▶ [RECORD EXCERPTS]:
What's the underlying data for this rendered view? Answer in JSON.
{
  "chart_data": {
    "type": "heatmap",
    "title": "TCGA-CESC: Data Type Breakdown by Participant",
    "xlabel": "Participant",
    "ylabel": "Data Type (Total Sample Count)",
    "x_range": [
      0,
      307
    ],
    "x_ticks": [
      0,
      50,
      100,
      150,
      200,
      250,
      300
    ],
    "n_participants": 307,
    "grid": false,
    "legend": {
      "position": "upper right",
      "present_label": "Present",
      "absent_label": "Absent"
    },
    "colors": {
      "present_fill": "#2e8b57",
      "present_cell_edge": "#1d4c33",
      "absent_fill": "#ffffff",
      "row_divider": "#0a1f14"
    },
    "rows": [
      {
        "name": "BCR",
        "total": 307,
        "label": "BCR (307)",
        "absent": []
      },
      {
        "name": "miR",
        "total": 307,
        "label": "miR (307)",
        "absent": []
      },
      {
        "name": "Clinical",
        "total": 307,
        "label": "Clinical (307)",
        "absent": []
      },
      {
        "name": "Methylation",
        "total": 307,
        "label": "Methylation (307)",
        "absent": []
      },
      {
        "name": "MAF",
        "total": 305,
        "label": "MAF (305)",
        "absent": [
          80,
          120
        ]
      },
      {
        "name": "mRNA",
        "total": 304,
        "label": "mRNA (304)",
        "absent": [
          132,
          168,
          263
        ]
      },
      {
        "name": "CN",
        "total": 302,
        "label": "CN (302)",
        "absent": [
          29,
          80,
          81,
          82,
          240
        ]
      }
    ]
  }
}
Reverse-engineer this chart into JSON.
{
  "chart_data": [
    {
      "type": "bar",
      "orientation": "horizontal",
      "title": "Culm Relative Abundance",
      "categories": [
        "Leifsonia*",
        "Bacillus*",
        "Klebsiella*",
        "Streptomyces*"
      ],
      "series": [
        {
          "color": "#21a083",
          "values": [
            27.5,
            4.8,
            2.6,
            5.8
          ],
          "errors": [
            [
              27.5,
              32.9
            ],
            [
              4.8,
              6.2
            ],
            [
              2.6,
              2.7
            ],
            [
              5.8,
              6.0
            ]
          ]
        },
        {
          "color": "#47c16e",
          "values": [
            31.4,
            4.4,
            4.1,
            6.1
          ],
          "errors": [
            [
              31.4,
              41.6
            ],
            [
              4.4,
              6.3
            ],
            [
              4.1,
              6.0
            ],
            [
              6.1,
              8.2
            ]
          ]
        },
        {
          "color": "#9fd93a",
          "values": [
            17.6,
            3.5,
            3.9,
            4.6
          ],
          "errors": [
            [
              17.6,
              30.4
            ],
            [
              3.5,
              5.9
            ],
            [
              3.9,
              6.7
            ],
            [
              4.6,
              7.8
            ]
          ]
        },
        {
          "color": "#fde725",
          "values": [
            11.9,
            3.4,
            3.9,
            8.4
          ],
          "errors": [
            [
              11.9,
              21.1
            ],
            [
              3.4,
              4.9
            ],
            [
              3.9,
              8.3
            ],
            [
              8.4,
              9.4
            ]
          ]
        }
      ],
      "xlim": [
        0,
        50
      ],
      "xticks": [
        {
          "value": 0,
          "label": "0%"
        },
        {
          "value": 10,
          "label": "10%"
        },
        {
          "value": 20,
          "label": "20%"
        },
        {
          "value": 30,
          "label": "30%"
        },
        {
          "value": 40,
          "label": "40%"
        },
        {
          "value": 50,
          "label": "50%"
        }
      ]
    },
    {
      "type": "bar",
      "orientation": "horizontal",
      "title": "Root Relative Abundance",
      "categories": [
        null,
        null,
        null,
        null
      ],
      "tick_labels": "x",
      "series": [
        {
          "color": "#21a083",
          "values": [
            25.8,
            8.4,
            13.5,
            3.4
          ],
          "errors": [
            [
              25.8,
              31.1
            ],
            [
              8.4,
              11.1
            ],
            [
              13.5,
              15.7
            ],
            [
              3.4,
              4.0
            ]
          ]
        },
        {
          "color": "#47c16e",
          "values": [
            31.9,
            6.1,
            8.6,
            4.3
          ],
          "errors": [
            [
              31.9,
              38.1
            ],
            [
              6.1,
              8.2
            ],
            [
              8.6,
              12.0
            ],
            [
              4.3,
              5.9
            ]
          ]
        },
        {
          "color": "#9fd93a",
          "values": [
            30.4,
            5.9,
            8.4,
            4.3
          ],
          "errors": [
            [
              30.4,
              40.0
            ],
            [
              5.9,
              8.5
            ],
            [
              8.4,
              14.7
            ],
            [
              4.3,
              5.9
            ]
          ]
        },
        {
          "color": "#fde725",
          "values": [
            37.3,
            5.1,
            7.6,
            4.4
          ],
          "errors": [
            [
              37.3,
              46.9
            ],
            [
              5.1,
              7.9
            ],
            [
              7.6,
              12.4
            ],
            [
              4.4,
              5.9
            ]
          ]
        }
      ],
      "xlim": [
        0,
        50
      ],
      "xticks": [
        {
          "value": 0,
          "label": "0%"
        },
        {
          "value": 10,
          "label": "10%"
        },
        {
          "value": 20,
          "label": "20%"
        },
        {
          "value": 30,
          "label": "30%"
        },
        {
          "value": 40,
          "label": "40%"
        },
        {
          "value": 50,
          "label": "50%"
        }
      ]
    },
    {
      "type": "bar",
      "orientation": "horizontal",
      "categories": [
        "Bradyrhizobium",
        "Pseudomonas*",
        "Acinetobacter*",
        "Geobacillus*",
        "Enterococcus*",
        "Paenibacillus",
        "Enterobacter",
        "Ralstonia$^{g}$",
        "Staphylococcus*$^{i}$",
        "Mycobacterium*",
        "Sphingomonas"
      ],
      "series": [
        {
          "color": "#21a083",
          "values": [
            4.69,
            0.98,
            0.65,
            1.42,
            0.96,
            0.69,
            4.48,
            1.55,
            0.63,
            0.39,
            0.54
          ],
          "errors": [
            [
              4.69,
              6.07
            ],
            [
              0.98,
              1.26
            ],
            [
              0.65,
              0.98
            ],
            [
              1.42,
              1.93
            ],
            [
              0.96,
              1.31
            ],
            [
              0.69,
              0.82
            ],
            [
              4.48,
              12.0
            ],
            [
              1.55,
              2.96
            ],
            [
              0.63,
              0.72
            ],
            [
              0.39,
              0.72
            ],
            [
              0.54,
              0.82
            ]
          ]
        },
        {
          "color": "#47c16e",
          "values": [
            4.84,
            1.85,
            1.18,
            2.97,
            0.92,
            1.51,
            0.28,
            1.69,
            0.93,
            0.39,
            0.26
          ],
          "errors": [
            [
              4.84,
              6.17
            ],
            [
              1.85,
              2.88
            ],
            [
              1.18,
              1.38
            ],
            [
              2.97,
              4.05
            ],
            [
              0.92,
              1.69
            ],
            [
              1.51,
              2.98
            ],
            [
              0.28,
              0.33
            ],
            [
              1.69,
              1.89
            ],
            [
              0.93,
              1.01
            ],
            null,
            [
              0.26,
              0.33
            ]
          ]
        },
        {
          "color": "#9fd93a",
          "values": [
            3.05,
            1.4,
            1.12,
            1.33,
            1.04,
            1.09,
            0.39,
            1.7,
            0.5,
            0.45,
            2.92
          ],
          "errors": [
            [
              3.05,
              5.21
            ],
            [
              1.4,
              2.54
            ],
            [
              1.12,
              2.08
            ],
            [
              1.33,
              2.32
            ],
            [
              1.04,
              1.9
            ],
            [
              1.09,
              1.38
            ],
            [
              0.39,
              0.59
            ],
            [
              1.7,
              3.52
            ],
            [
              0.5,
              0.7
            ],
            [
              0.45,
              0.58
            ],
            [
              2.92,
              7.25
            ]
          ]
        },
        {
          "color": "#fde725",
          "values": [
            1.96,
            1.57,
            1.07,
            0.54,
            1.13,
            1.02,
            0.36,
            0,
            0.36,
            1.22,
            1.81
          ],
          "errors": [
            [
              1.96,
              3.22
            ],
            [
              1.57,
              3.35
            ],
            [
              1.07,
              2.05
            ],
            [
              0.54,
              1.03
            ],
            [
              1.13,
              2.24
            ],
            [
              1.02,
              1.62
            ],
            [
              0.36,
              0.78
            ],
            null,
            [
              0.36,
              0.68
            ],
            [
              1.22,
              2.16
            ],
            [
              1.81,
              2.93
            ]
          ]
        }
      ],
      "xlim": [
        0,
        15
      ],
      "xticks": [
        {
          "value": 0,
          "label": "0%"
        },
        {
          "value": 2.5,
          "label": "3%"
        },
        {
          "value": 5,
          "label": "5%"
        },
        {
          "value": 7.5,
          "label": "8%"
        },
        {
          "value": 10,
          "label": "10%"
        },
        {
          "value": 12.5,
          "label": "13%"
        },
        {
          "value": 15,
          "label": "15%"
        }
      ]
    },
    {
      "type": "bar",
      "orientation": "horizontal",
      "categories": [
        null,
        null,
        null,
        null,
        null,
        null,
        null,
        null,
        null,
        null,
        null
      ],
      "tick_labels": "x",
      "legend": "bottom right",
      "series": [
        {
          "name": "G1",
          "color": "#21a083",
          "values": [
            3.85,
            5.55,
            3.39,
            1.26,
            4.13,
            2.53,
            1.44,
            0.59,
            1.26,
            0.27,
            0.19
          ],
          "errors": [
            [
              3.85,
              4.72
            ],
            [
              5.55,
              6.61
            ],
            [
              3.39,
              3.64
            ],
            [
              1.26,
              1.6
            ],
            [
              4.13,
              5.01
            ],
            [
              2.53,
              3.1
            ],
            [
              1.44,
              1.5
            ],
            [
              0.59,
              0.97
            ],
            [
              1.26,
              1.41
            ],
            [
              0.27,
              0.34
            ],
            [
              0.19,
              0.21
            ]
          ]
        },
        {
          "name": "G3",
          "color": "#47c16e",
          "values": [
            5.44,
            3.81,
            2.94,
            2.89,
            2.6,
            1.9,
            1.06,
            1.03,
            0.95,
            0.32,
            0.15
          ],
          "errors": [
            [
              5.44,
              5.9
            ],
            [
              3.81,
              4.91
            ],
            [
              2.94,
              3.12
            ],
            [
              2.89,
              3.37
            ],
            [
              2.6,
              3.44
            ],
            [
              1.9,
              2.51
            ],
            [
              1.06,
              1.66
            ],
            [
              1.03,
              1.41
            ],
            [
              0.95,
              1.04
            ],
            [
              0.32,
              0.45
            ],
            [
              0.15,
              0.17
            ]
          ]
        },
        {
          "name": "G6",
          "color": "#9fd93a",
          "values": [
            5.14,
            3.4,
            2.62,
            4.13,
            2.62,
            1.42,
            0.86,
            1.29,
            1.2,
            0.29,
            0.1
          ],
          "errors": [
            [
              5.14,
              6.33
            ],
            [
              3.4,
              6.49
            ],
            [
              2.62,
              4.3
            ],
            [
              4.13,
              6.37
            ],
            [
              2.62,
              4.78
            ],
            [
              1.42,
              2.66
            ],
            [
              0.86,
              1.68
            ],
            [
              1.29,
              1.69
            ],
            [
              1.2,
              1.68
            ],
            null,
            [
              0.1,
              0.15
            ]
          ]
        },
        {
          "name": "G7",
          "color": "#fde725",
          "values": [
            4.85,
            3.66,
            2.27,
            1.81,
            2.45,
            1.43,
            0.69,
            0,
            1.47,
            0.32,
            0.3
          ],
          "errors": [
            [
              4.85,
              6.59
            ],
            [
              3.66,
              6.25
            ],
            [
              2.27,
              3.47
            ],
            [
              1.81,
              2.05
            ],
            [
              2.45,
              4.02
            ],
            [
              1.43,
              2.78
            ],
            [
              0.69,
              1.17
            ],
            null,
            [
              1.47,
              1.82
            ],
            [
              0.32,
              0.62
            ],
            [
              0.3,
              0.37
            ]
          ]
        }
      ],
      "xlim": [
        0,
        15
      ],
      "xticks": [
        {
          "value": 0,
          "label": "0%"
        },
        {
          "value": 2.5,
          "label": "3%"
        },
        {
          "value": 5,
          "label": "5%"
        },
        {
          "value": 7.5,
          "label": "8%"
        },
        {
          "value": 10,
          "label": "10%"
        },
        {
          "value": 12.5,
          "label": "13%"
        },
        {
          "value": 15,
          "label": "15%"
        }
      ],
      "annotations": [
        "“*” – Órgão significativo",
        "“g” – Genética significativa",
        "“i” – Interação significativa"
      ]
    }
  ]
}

▶ [EXERCISE GOAL]: Each line in the material with "Abundance" in it must be reported.

▶ [PROBLEM SOLUTION]:
      "title": "Culm Relative Abundance",
      "title": "Root Relative Abundance",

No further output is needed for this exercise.